* [Exercise materials]
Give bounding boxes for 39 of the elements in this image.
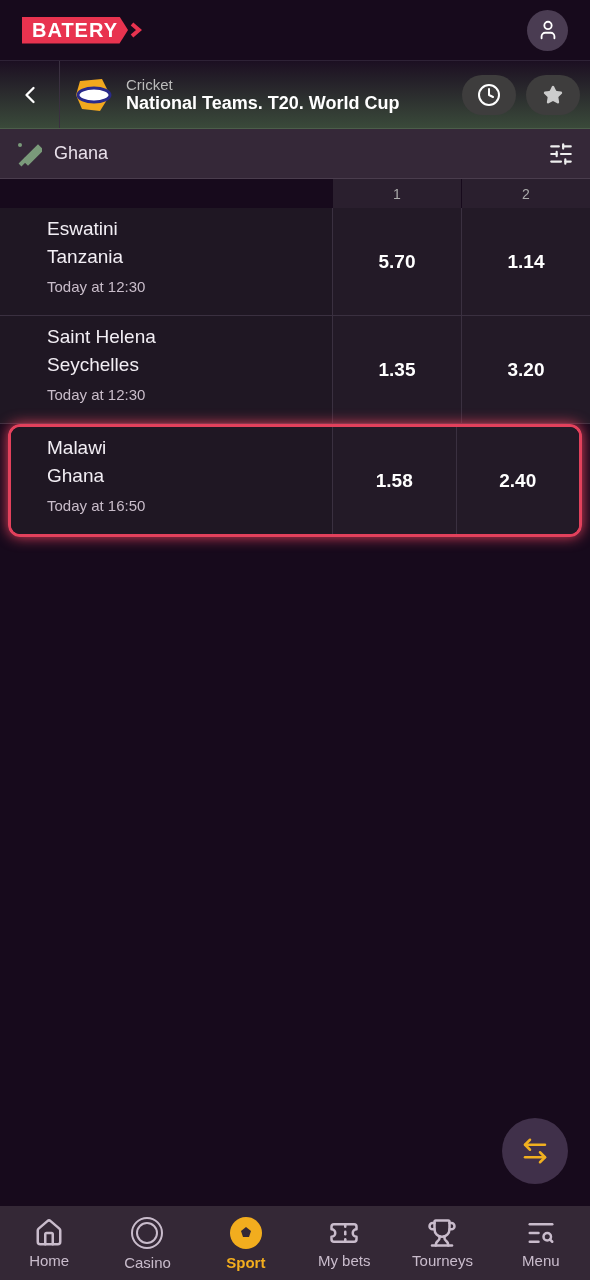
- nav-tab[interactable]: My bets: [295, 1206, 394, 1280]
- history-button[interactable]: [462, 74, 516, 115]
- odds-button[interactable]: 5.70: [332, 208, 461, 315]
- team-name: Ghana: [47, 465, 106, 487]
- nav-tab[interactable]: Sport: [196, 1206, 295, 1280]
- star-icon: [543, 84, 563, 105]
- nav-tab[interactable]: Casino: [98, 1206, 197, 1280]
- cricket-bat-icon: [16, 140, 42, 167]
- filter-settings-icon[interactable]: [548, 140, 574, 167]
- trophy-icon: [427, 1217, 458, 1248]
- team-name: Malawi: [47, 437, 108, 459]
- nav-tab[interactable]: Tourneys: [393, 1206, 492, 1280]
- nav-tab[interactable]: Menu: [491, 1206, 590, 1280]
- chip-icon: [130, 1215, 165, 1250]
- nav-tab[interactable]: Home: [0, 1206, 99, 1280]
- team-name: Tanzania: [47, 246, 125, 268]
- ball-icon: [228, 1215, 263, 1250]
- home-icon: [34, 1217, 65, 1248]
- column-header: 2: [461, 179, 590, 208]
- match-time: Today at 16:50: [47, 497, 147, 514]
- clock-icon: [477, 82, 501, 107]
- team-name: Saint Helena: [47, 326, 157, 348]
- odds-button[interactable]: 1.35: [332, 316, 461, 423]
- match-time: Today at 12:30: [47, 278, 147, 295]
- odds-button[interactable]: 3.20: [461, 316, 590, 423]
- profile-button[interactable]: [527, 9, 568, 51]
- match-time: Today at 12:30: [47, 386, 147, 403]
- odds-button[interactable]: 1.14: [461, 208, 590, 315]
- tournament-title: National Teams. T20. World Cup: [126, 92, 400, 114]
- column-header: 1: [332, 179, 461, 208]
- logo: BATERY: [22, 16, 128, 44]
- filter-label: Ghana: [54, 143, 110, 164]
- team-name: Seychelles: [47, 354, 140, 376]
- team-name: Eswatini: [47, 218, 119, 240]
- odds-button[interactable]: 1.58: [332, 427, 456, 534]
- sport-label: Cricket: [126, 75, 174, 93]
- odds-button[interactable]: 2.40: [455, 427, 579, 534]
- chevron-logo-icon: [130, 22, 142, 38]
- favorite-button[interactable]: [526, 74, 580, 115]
...
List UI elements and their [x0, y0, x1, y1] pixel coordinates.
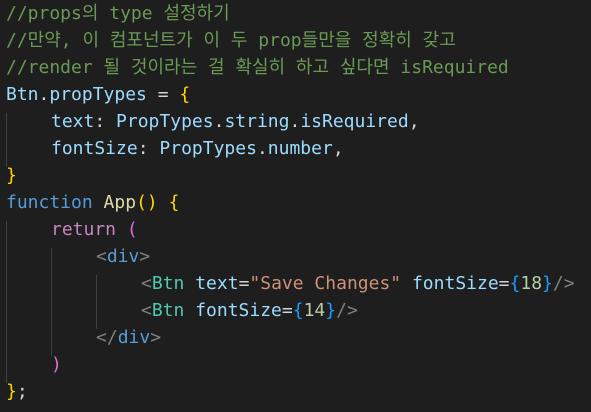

* [What to produce]
Duplicate the listing lines, beginning at the line that has "Give bounding boxes" and stopping after the line that has "- logo: BATERY: [22, 16, 128, 44]". Leave the pictures out of your answer.

* [Finished task]
Give bounding boxes for 39 of the elements in this image.
- nav-tab[interactable]: My bets: [295, 1206, 394, 1280]
- history-button[interactable]: [462, 74, 516, 115]
- odds-button[interactable]: 5.70: [332, 208, 461, 315]
- team-name: Ghana: [47, 465, 106, 487]
- nav-tab[interactable]: Sport: [196, 1206, 295, 1280]
- star-icon: [543, 84, 563, 105]
- nav-tab[interactable]: Casino: [98, 1206, 197, 1280]
- cricket-bat-icon: [16, 140, 42, 167]
- filter-settings-icon[interactable]: [548, 140, 574, 167]
- trophy-icon: [427, 1217, 458, 1248]
- team-name: Malawi: [47, 437, 108, 459]
- nav-tab[interactable]: Tourneys: [393, 1206, 492, 1280]
- nav-tab[interactable]: Menu: [491, 1206, 590, 1280]
- chip-icon: [130, 1215, 165, 1250]
- nav-tab[interactable]: Home: [0, 1206, 99, 1280]
- team-name: Tanzania: [47, 246, 125, 268]
- ball-icon: [228, 1215, 263, 1250]
- home-icon: [34, 1217, 65, 1248]
- column-header: 2: [461, 179, 590, 208]
- match-time: Today at 16:50: [47, 497, 147, 514]
- clock-icon: [477, 82, 501, 107]
- team-name: Saint Helena: [47, 326, 157, 348]
- odds-button[interactable]: 1.35: [332, 316, 461, 423]
- match-time: Today at 12:30: [47, 278, 147, 295]
- odds-button[interactable]: 3.20: [461, 316, 590, 423]
- profile-button[interactable]: [527, 9, 568, 51]
- match-time: Today at 12:30: [47, 386, 147, 403]
- odds-button[interactable]: 1.14: [461, 208, 590, 315]
- tournament-title: National Teams. T20. World Cup: [126, 92, 400, 114]
- column-header: 1: [332, 179, 461, 208]
- logo: BATERY: [22, 16, 128, 44]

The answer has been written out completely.